[Records from a collection]
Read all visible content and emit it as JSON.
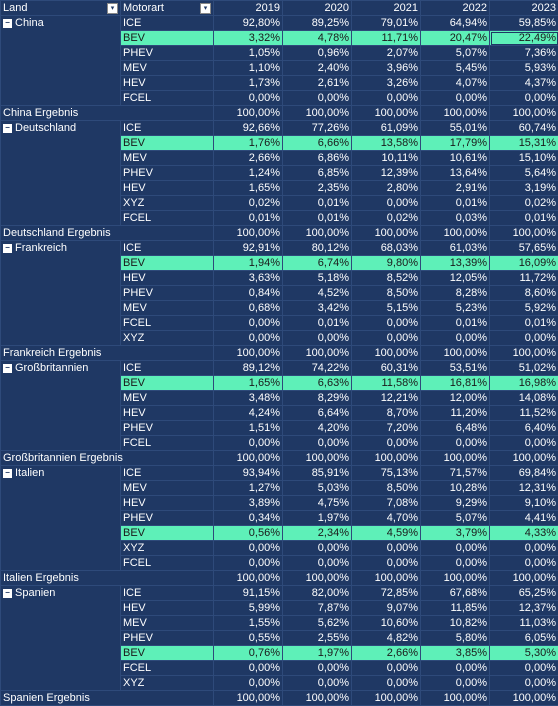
{
  "header": {
    "col0": "Land",
    "col1": "Motorart",
    "years": [
      "2019",
      "2020",
      "2021",
      "2022",
      "2023"
    ]
  },
  "groups": [
    {
      "country": "China",
      "rows": [
        {
          "m": "ICE",
          "v": [
            "92,80%",
            "89,25%",
            "79,01%",
            "64,94%",
            "59,85%"
          ]
        },
        {
          "m": "BEV",
          "v": [
            "3,32%",
            "4,78%",
            "11,71%",
            "20,47%",
            "22,49%"
          ]
        },
        {
          "m": "PHEV",
          "v": [
            "1,05%",
            "0,96%",
            "2,07%",
            "5,07%",
            "7,36%"
          ]
        },
        {
          "m": "MEV",
          "v": [
            "1,10%",
            "2,40%",
            "3,96%",
            "5,45%",
            "5,93%"
          ]
        },
        {
          "m": "HEV",
          "v": [
            "1,73%",
            "2,61%",
            "3,26%",
            "4,07%",
            "4,37%"
          ]
        },
        {
          "m": "FCEL",
          "v": [
            "0,00%",
            "0,00%",
            "0,00%",
            "0,00%",
            "0,00%"
          ]
        }
      ],
      "total": "China Ergebnis"
    },
    {
      "country": "Deutschland",
      "rows": [
        {
          "m": "ICE",
          "v": [
            "92,66%",
            "77,26%",
            "61,09%",
            "55,01%",
            "60,74%"
          ]
        },
        {
          "m": "BEV",
          "v": [
            "1,76%",
            "6,66%",
            "13,58%",
            "17,79%",
            "15,31%"
          ]
        },
        {
          "m": "MEV",
          "v": [
            "2,66%",
            "6,86%",
            "10,11%",
            "10,61%",
            "15,10%"
          ]
        },
        {
          "m": "PHEV",
          "v": [
            "1,24%",
            "6,85%",
            "12,39%",
            "13,64%",
            "5,64%"
          ]
        },
        {
          "m": "HEV",
          "v": [
            "1,65%",
            "2,35%",
            "2,80%",
            "2,91%",
            "3,19%"
          ]
        },
        {
          "m": "XYZ",
          "v": [
            "0,02%",
            "0,01%",
            "0,00%",
            "0,01%",
            "0,02%"
          ]
        },
        {
          "m": "FCEL",
          "v": [
            "0,01%",
            "0,01%",
            "0,02%",
            "0,03%",
            "0,01%"
          ]
        }
      ],
      "total": "Deutschland Ergebnis"
    },
    {
      "country": "Frankreich",
      "rows": [
        {
          "m": "ICE",
          "v": [
            "92,91%",
            "80,12%",
            "68,03%",
            "61,03%",
            "57,65%"
          ]
        },
        {
          "m": "BEV",
          "v": [
            "1,94%",
            "6,74%",
            "9,80%",
            "13,39%",
            "16,09%"
          ]
        },
        {
          "m": "HEV",
          "v": [
            "3,63%",
            "5,18%",
            "8,52%",
            "12,05%",
            "11,72%"
          ]
        },
        {
          "m": "PHEV",
          "v": [
            "0,84%",
            "4,52%",
            "8,50%",
            "8,28%",
            "8,60%"
          ]
        },
        {
          "m": "MEV",
          "v": [
            "0,68%",
            "3,42%",
            "5,15%",
            "5,23%",
            "5,92%"
          ]
        },
        {
          "m": "FCEL",
          "v": [
            "0,00%",
            "0,01%",
            "0,00%",
            "0,01%",
            "0,01%"
          ]
        },
        {
          "m": "XYZ",
          "v": [
            "0,00%",
            "0,00%",
            "0,00%",
            "0,00%",
            "0,00%"
          ]
        }
      ],
      "total": "Frankreich Ergebnis"
    },
    {
      "country": "Großbritannien",
      "rows": [
        {
          "m": "ICE",
          "v": [
            "89,12%",
            "74,22%",
            "60,31%",
            "53,51%",
            "51,02%"
          ]
        },
        {
          "m": "BEV",
          "v": [
            "1,65%",
            "6,63%",
            "11,58%",
            "16,81%",
            "16,98%"
          ]
        },
        {
          "m": "MEV",
          "v": [
            "3,48%",
            "8,29%",
            "12,21%",
            "12,00%",
            "14,08%"
          ]
        },
        {
          "m": "HEV",
          "v": [
            "4,24%",
            "6,64%",
            "8,70%",
            "11,20%",
            "11,52%"
          ]
        },
        {
          "m": "PHEV",
          "v": [
            "1,51%",
            "4,20%",
            "7,20%",
            "6,48%",
            "6,40%"
          ]
        },
        {
          "m": "FCEL",
          "v": [
            "0,00%",
            "0,00%",
            "0,00%",
            "0,00%",
            "0,00%"
          ]
        }
      ],
      "total": "Großbritannien Ergebnis"
    },
    {
      "country": "Italien",
      "rows": [
        {
          "m": "ICE",
          "v": [
            "93,94%",
            "85,91%",
            "75,13%",
            "71,57%",
            "69,84%"
          ]
        },
        {
          "m": "MEV",
          "v": [
            "1,27%",
            "5,03%",
            "8,50%",
            "10,28%",
            "12,31%"
          ]
        },
        {
          "m": "HEV",
          "v": [
            "3,89%",
            "4,75%",
            "7,08%",
            "9,29%",
            "9,10%"
          ]
        },
        {
          "m": "PHEV",
          "v": [
            "0,34%",
            "1,97%",
            "4,70%",
            "5,07%",
            "4,41%"
          ]
        },
        {
          "m": "BEV",
          "v": [
            "0,56%",
            "2,34%",
            "4,59%",
            "3,79%",
            "4,33%"
          ]
        },
        {
          "m": "XYZ",
          "v": [
            "0,00%",
            "0,00%",
            "0,00%",
            "0,00%",
            "0,00%"
          ]
        },
        {
          "m": "FCEL",
          "v": [
            "0,00%",
            "0,00%",
            "0,00%",
            "0,00%",
            "0,00%"
          ]
        }
      ],
      "total": "Italien Ergebnis"
    },
    {
      "country": "Spanien",
      "rows": [
        {
          "m": "ICE",
          "v": [
            "91,15%",
            "82,00%",
            "72,85%",
            "67,68%",
            "65,25%"
          ]
        },
        {
          "m": "HEV",
          "v": [
            "5,99%",
            "7,87%",
            "9,07%",
            "11,85%",
            "12,37%"
          ]
        },
        {
          "m": "MEV",
          "v": [
            "1,55%",
            "5,62%",
            "10,60%",
            "10,82%",
            "11,03%"
          ]
        },
        {
          "m": "PHEV",
          "v": [
            "0,55%",
            "2,55%",
            "4,82%",
            "5,80%",
            "6,05%"
          ]
        },
        {
          "m": "BEV",
          "v": [
            "0,76%",
            "1,97%",
            "2,66%",
            "3,85%",
            "5,30%"
          ]
        },
        {
          "m": "FCEL",
          "v": [
            "0,00%",
            "0,00%",
            "0,00%",
            "0,00%",
            "0,00%"
          ]
        },
        {
          "m": "XYZ",
          "v": [
            "0,00%",
            "0,00%",
            "0,00%",
            "0,00%",
            "0,00%"
          ]
        }
      ],
      "total": "Spanien Ergebnis"
    }
  ],
  "total_value": "100,00%",
  "colors": {
    "background": "#1f3864",
    "bev_highlight": "#5ef0b8"
  },
  "icons": {
    "filter": "filter-icon",
    "collapse": "collapse-minus-icon"
  }
}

__What this task involves__
Transcribe each entry above exactly, apart from the pictures.

__Result__
Read all visible content and emit it as JSON.
{
  "header": {
    "col0": "Land",
    "col1": "Motorart",
    "years": [
      "2019",
      "2020",
      "2021",
      "2022",
      "2023"
    ]
  },
  "groups": [
    {
      "country": "China",
      "rows": [
        {
          "m": "ICE",
          "v": [
            "92,80%",
            "89,25%",
            "79,01%",
            "64,94%",
            "59,85%"
          ]
        },
        {
          "m": "BEV",
          "v": [
            "3,32%",
            "4,78%",
            "11,71%",
            "20,47%",
            "22,49%"
          ]
        },
        {
          "m": "PHEV",
          "v": [
            "1,05%",
            "0,96%",
            "2,07%",
            "5,07%",
            "7,36%"
          ]
        },
        {
          "m": "MEV",
          "v": [
            "1,10%",
            "2,40%",
            "3,96%",
            "5,45%",
            "5,93%"
          ]
        },
        {
          "m": "HEV",
          "v": [
            "1,73%",
            "2,61%",
            "3,26%",
            "4,07%",
            "4,37%"
          ]
        },
        {
          "m": "FCEL",
          "v": [
            "0,00%",
            "0,00%",
            "0,00%",
            "0,00%",
            "0,00%"
          ]
        }
      ],
      "total": "China Ergebnis"
    },
    {
      "country": "Deutschland",
      "rows": [
        {
          "m": "ICE",
          "v": [
            "92,66%",
            "77,26%",
            "61,09%",
            "55,01%",
            "60,74%"
          ]
        },
        {
          "m": "BEV",
          "v": [
            "1,76%",
            "6,66%",
            "13,58%",
            "17,79%",
            "15,31%"
          ]
        },
        {
          "m": "MEV",
          "v": [
            "2,66%",
            "6,86%",
            "10,11%",
            "10,61%",
            "15,10%"
          ]
        },
        {
          "m": "PHEV",
          "v": [
            "1,24%",
            "6,85%",
            "12,39%",
            "13,64%",
            "5,64%"
          ]
        },
        {
          "m": "HEV",
          "v": [
            "1,65%",
            "2,35%",
            "2,80%",
            "2,91%",
            "3,19%"
          ]
        },
        {
          "m": "XYZ",
          "v": [
            "0,02%",
            "0,01%",
            "0,00%",
            "0,01%",
            "0,02%"
          ]
        },
        {
          "m": "FCEL",
          "v": [
            "0,01%",
            "0,01%",
            "0,02%",
            "0,03%",
            "0,01%"
          ]
        }
      ],
      "total": "Deutschland Ergebnis"
    },
    {
      "country": "Frankreich",
      "rows": [
        {
          "m": "ICE",
          "v": [
            "92,91%",
            "80,12%",
            "68,03%",
            "61,03%",
            "57,65%"
          ]
        },
        {
          "m": "BEV",
          "v": [
            "1,94%",
            "6,74%",
            "9,80%",
            "13,39%",
            "16,09%"
          ]
        },
        {
          "m": "HEV",
          "v": [
            "3,63%",
            "5,18%",
            "8,52%",
            "12,05%",
            "11,72%"
          ]
        },
        {
          "m": "PHEV",
          "v": [
            "0,84%",
            "4,52%",
            "8,50%",
            "8,28%",
            "8,60%"
          ]
        },
        {
          "m": "MEV",
          "v": [
            "0,68%",
            "3,42%",
            "5,15%",
            "5,23%",
            "5,92%"
          ]
        },
        {
          "m": "FCEL",
          "v": [
            "0,00%",
            "0,01%",
            "0,00%",
            "0,01%",
            "0,01%"
          ]
        },
        {
          "m": "XYZ",
          "v": [
            "0,00%",
            "0,00%",
            "0,00%",
            "0,00%",
            "0,00%"
          ]
        }
      ],
      "total": "Frankreich Ergebnis"
    },
    {
      "country": "Großbritannien",
      "rows": [
        {
          "m": "ICE",
          "v": [
            "89,12%",
            "74,22%",
            "60,31%",
            "53,51%",
            "51,02%"
          ]
        },
        {
          "m": "BEV",
          "v": [
            "1,65%",
            "6,63%",
            "11,58%",
            "16,81%",
            "16,98%"
          ]
        },
        {
          "m": "MEV",
          "v": [
            "3,48%",
            "8,29%",
            "12,21%",
            "12,00%",
            "14,08%"
          ]
        },
        {
          "m": "HEV",
          "v": [
            "4,24%",
            "6,64%",
            "8,70%",
            "11,20%",
            "11,52%"
          ]
        },
        {
          "m": "PHEV",
          "v": [
            "1,51%",
            "4,20%",
            "7,20%",
            "6,48%",
            "6,40%"
          ]
        },
        {
          "m": "FCEL",
          "v": [
            "0,00%",
            "0,00%",
            "0,00%",
            "0,00%",
            "0,00%"
          ]
        }
      ],
      "total": "Großbritannien Ergebnis"
    },
    {
      "country": "Italien",
      "rows": [
        {
          "m": "ICE",
          "v": [
            "93,94%",
            "85,91%",
            "75,13%",
            "71,57%",
            "69,84%"
          ]
        },
        {
          "m": "MEV",
          "v": [
            "1,27%",
            "5,03%",
            "8,50%",
            "10,28%",
            "12,31%"
          ]
        },
        {
          "m": "HEV",
          "v": [
            "3,89%",
            "4,75%",
            "7,08%",
            "9,29%",
            "9,10%"
          ]
        },
        {
          "m": "PHEV",
          "v": [
            "0,34%",
            "1,97%",
            "4,70%",
            "5,07%",
            "4,41%"
          ]
        },
        {
          "m": "BEV",
          "v": [
            "0,56%",
            "2,34%",
            "4,59%",
            "3,79%",
            "4,33%"
          ]
        },
        {
          "m": "XYZ",
          "v": [
            "0,00%",
            "0,00%",
            "0,00%",
            "0,00%",
            "0,00%"
          ]
        },
        {
          "m": "FCEL",
          "v": [
            "0,00%",
            "0,00%",
            "0,00%",
            "0,00%",
            "0,00%"
          ]
        }
      ],
      "total": "Italien Ergebnis"
    },
    {
      "country": "Spanien",
      "rows": [
        {
          "m": "ICE",
          "v": [
            "91,15%",
            "82,00%",
            "72,85%",
            "67,68%",
            "65,25%"
          ]
        },
        {
          "m": "HEV",
          "v": [
            "5,99%",
            "7,87%",
            "9,07%",
            "11,85%",
            "12,37%"
          ]
        },
        {
          "m": "MEV",
          "v": [
            "1,55%",
            "5,62%",
            "10,60%",
            "10,82%",
            "11,03%"
          ]
        },
        {
          "m": "PHEV",
          "v": [
            "0,55%",
            "2,55%",
            "4,82%",
            "5,80%",
            "6,05%"
          ]
        },
        {
          "m": "BEV",
          "v": [
            "0,76%",
            "1,97%",
            "2,66%",
            "3,85%",
            "5,30%"
          ]
        },
        {
          "m": "FCEL",
          "v": [
            "0,00%",
            "0,00%",
            "0,00%",
            "0,00%",
            "0,00%"
          ]
        },
        {
          "m": "XYZ",
          "v": [
            "0,00%",
            "0,00%",
            "0,00%",
            "0,00%",
            "0,00%"
          ]
        }
      ],
      "total": "Spanien Ergebnis"
    }
  ],
  "total_value": "100,00%",
  "colors": {
    "background": "#1f3864",
    "bev_highlight": "#5ef0b8"
  },
  "icons": {
    "filter": "filter-icon",
    "collapse": "collapse-minus-icon"
  }
}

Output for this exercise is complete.